[Stored records]
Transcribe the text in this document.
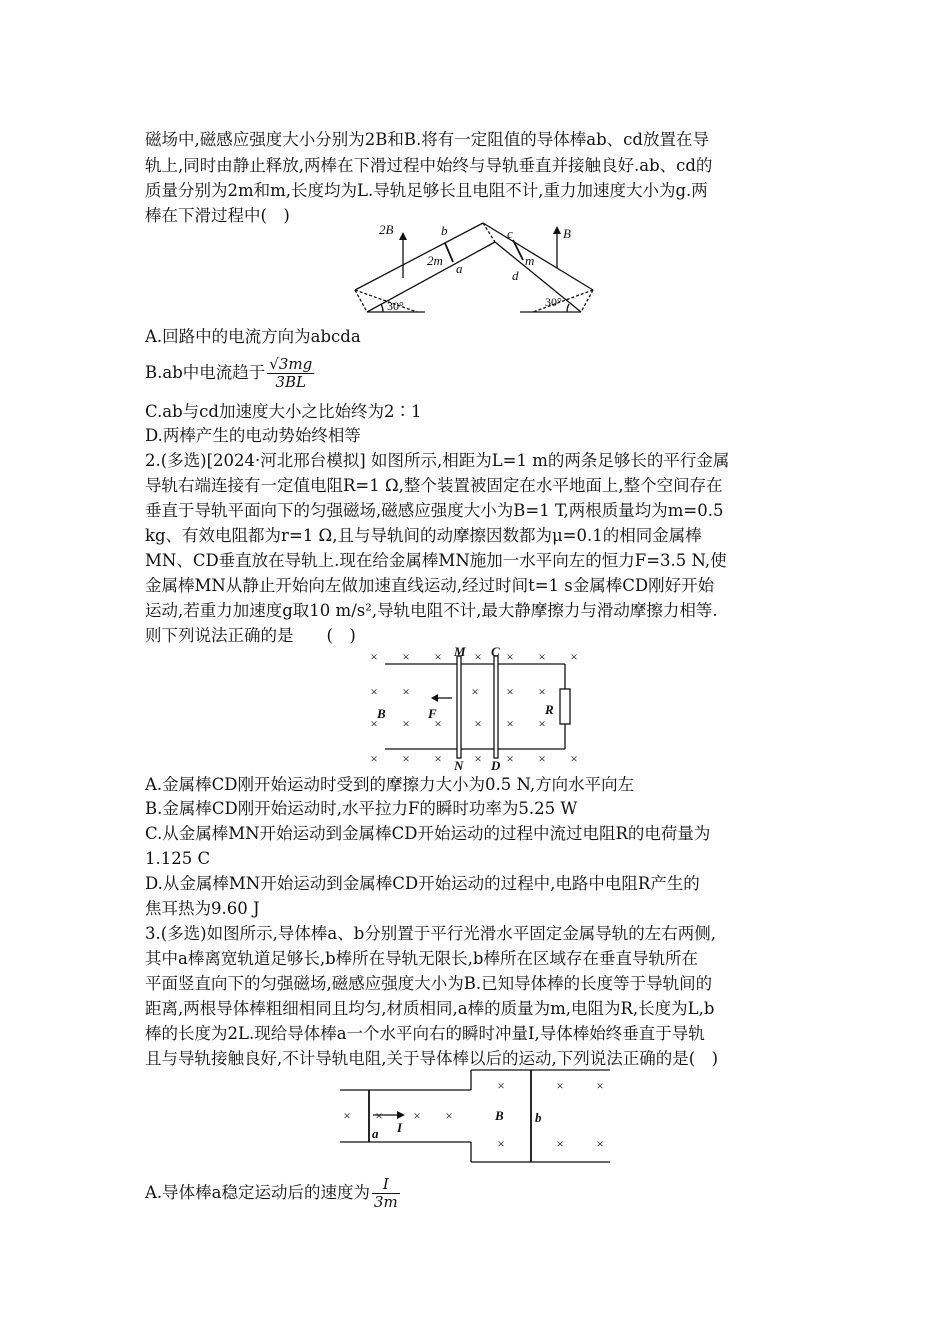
磁场中,磁感应强度大小分别为2B和B.将有一定阻值的导体棒ab、cd放置在导
轨上,同时由静止释放,两棒在下滑过程中始终与导轨垂直并接触良好.ab、cd的
质量分别为2m和m,长度均为L.导轨足够长且电阻不计,重力加速度大小为g.两
棒在下滑过程中(　)
2B	B
b
a
2m
c
m
d
30°	30°
A.回路中的电流方向为abcda
B.ab中电流趋于 $\frac{√3mg}{3BL}$
C.ab与cd加速度大小之比始终为2∶1
D.两棒产生的电动势始终相等
2.(多选)[2024·河北邢台模拟] 如图所示,相距为L=1 m的两条足够长的平行金属
导轨右端连接有一定值电阻R=1 Ω,整个装置被固定在水平地面上,整个空间存在
垂直于导轨平面向下的匀强磁场,磁感应强度大小为B=1 T,两根质量均为m=0.5
kg、有效电阻都为r=1 Ω,且与导轨间的动摩擦因数都为μ=0.1的相同金属棒
MN、CD垂直放在导轨上.现在给金属棒MN施加一水平向左的恒力F=3.5 N,使
金属棒MN从静止开始向左做加速直线运动,经过时间t=1 s金属棒CD刚好开始
运动,若重力加速度g取10 m/s²,导轨电阻不计,最大静摩擦力与滑动摩擦力相等.
则下列说法正确的是　　(　)
× × ×	× × × ×
× ×	× × ×
× × ×	× × ×
× × ×	× × × ×
M
N
C
D
F
B	R
A.金属棒CD刚开始运动时受到的摩擦力大小为0.5 N,方向水平向左
B.金属棒CD刚开始运动时,水平拉力F的瞬时功率为5.25 W
C.从金属棒MN开始运动到金属棒CD开始运动的过程中流过电阻R的电荷量为
1.125 C
D.从金属棒MN开始运动到金属棒CD开始运动的过程中,电路中电阻R产生的
焦耳热为9.60 J
3.(多选)如图所示,导体棒a、b分别置于平行光滑水平固定金属导轨的左右两侧,
其中a棒离宽轨道足够长,b棒所在导轨无限长,b棒所在区域存在垂直导轨所在
平面竖直向下的匀强磁场,磁感应强度大小为B.已知导体棒的长度等于导轨间的
距离,两根导体棒粗细相同且均匀,材质相同,a棒的质量为m,电阻为R,长度为L,b
棒的长度为2L.现给导体棒a一个水平向右的瞬时冲量I,导体棒始终垂直于导轨
且与导轨接触良好,不计导轨电阻,关于导体棒以后的运动,下列说法正确的是(　)
× × × ×
×	×	×
×	×	×
a I
B b
A.导体棒a稳定运动后的速度为 $\frac{I}{3m}$
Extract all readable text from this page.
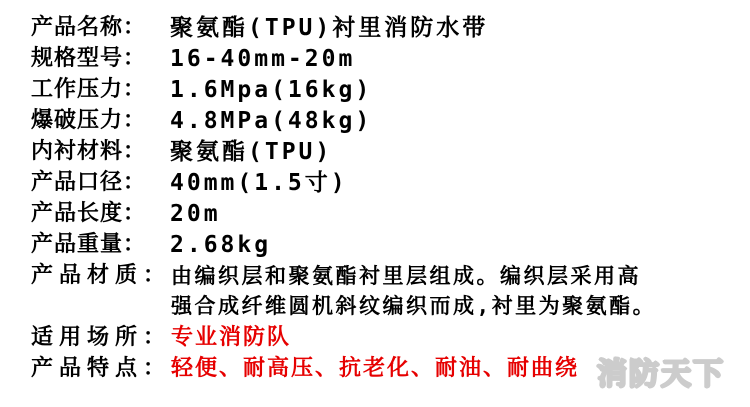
产品名称：	聚氨酯(TPU)衬里消防水带
规格型号：	16-40mm-20m
工作压力：	1.6Mpa(16kg)
爆破压力：	4.8MPa(48kg)
内衬材料：	聚氨酯(TPU)
产品口径：	40mm(1.5寸)
产品长度：	20m
产品重量：	2.68kg
产品材质： 由编织层和聚氨酯衬里层组成。编织层采用高
强合成纤维圆机斜纹编织而成,衬里为聚氨酯。
适用场所： 专业消防队
产品特点： 轻便、耐高压、抗老化、耐油、耐曲绕 消防天下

## Given problem
Set down nothing but the lines from the one containing "Extract all readable text from this page." to the final line above, both included, with every picture left out.

## Solution for this task
Extract all readable text from this page.
产品名称：	聚氨酯(TPU)衬里消防水带
规格型号：	16-40mm-20m
工作压力：	1.6Mpa(16kg)
爆破压力：	4.8MPa(48kg)
内衬材料：	聚氨酯(TPU)
产品口径：	40mm(1.5寸)
产品长度：	20m
产品重量：	2.68kg
产品材质： 由编织层和聚氨酯衬里层组成。编织层采用高
强合成纤维圆机斜纹编织而成,衬里为聚氨酯。
适用场所： 专业消防队
产品特点： 轻便、耐高压、抗老化、耐油、耐曲绕 消防天下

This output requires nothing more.